**** Dataset entries

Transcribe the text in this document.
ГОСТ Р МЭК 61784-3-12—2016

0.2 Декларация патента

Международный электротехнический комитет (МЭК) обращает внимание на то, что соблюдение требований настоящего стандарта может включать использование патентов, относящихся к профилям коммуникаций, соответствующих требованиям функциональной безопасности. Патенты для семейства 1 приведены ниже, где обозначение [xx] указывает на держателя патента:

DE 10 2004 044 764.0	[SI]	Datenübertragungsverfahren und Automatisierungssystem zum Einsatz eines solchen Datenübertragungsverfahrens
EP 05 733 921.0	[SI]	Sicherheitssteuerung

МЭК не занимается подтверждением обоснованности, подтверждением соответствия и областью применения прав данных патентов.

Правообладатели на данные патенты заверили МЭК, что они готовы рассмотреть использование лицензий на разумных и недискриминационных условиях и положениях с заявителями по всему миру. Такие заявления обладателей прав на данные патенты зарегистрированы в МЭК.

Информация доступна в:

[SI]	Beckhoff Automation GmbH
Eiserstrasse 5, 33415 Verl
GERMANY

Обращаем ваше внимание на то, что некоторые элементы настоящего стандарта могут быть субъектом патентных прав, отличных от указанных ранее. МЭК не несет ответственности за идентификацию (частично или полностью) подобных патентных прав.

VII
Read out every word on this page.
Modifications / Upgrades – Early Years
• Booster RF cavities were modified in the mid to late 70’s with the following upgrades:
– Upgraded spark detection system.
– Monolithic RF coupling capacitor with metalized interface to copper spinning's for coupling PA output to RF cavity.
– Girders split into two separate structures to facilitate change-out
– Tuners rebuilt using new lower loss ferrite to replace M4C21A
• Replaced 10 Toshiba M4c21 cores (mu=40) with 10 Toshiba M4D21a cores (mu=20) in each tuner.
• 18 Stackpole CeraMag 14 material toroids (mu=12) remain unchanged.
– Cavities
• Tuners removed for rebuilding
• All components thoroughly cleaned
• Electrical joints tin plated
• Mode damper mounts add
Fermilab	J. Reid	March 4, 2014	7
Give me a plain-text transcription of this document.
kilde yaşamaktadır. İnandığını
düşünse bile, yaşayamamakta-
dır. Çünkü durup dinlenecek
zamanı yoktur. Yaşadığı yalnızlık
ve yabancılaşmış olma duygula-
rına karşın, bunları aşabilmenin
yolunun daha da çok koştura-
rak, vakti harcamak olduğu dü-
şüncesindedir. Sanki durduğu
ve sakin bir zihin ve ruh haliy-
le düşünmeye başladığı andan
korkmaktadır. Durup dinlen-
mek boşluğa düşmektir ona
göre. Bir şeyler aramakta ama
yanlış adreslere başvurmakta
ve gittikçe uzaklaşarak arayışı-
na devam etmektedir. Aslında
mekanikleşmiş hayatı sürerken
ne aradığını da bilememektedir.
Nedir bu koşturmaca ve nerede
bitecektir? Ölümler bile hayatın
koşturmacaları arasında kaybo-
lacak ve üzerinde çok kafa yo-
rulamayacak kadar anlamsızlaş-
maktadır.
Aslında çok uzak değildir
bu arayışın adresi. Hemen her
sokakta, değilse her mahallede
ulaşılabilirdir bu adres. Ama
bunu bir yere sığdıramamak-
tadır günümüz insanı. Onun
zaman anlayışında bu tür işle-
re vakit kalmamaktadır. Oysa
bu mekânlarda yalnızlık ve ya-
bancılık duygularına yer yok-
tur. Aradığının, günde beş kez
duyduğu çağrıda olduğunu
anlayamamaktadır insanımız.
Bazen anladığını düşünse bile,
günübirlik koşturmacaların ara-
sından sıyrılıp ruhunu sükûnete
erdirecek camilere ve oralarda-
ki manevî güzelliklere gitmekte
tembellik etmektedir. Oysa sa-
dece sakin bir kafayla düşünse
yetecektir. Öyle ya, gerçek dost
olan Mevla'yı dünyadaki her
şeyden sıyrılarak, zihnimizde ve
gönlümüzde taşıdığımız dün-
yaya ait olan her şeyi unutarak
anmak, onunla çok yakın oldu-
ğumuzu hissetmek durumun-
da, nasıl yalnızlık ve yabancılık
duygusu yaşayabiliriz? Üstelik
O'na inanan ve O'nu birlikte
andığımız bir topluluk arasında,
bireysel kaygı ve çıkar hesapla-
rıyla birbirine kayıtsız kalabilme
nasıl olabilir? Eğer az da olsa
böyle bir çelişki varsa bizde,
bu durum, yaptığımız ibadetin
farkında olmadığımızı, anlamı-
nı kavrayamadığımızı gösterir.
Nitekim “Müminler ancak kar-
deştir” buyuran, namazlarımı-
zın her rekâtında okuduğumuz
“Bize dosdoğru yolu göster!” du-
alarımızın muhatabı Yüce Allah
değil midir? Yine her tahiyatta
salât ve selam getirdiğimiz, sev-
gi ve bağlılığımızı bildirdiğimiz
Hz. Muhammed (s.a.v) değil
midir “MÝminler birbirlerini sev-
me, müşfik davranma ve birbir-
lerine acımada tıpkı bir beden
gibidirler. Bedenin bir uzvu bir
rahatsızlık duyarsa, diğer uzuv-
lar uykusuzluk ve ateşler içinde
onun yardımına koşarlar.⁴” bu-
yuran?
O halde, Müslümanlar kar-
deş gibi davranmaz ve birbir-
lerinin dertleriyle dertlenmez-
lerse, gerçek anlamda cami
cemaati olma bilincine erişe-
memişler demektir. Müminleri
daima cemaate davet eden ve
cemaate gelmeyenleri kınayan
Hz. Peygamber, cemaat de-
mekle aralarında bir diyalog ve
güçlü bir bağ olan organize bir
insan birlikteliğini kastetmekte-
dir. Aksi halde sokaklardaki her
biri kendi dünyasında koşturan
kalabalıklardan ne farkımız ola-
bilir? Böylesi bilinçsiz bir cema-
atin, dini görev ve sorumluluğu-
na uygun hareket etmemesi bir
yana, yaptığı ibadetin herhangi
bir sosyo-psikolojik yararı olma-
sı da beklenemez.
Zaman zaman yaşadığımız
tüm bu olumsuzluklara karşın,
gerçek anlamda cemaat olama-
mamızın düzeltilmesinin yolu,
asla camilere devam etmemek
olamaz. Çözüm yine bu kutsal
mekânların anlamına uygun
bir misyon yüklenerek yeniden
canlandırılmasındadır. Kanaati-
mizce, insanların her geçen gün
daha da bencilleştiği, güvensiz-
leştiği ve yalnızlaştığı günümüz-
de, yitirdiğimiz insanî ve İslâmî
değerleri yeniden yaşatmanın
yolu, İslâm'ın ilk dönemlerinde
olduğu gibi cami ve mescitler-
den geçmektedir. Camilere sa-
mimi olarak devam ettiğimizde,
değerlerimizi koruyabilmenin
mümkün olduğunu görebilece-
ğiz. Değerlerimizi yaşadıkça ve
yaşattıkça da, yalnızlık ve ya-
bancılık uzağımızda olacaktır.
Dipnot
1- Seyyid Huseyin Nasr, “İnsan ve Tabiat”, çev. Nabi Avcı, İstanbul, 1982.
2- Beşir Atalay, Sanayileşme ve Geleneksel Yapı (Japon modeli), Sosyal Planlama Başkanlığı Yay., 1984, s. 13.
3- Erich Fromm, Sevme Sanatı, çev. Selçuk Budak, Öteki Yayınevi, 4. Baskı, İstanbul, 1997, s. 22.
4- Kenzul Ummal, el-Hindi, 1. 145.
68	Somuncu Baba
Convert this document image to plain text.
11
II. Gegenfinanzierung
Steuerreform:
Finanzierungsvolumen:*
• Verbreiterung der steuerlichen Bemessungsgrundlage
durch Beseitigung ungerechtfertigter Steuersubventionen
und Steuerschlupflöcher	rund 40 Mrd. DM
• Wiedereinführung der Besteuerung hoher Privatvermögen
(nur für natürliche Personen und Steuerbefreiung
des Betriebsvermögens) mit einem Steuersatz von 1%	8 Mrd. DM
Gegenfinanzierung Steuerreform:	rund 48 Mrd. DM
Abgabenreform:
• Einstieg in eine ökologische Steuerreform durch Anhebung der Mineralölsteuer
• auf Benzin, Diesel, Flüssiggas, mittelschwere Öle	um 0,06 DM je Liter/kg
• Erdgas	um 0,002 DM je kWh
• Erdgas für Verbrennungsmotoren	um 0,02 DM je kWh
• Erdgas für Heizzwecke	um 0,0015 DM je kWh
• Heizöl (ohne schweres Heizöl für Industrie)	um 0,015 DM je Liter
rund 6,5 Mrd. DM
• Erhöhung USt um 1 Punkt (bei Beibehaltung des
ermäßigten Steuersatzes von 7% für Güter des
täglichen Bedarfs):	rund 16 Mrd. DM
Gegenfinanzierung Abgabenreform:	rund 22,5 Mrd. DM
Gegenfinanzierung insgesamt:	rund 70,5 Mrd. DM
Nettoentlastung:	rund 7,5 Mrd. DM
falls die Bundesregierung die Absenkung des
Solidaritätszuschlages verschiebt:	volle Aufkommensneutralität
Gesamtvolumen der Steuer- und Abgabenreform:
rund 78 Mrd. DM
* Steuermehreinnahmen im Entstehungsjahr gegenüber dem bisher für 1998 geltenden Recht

********

Return all lines containing the word "gerçek".

> _The reply_
yetecektir. Öyle ya, gerçek dost
lerse, gerçek anlamda cami
gerçek anlamda cemaat olama-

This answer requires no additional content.